=== SET TASK ===
Within the records below, find each line that holds the string "strength", then copy it.

Extracted records
• • • • •

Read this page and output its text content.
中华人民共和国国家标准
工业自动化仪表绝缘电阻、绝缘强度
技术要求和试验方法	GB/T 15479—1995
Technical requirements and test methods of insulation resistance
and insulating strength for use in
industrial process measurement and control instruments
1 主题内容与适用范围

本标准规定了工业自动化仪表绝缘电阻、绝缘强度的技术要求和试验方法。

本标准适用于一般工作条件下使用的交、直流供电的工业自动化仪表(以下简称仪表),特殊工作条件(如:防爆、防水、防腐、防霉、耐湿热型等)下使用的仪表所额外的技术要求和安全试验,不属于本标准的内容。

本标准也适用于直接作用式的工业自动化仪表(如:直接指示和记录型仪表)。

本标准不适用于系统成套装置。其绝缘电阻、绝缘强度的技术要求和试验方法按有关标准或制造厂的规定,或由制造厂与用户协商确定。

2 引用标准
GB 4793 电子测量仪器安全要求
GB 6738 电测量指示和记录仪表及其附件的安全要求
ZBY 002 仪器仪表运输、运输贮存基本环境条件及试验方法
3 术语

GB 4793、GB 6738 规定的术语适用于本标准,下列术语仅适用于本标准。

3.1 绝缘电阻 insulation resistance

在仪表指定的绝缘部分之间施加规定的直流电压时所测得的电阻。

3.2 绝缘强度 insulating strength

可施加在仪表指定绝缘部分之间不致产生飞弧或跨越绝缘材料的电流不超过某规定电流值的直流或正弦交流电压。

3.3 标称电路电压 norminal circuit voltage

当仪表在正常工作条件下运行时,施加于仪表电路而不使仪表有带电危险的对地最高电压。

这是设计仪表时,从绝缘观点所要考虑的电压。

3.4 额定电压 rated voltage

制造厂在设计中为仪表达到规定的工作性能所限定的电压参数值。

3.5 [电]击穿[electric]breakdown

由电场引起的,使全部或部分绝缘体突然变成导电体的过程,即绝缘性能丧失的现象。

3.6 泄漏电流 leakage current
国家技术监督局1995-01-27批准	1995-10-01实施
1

• • • • •

=== THE REPLY ===
and insulating strength for use in
3.2 绝缘强度 insulating strength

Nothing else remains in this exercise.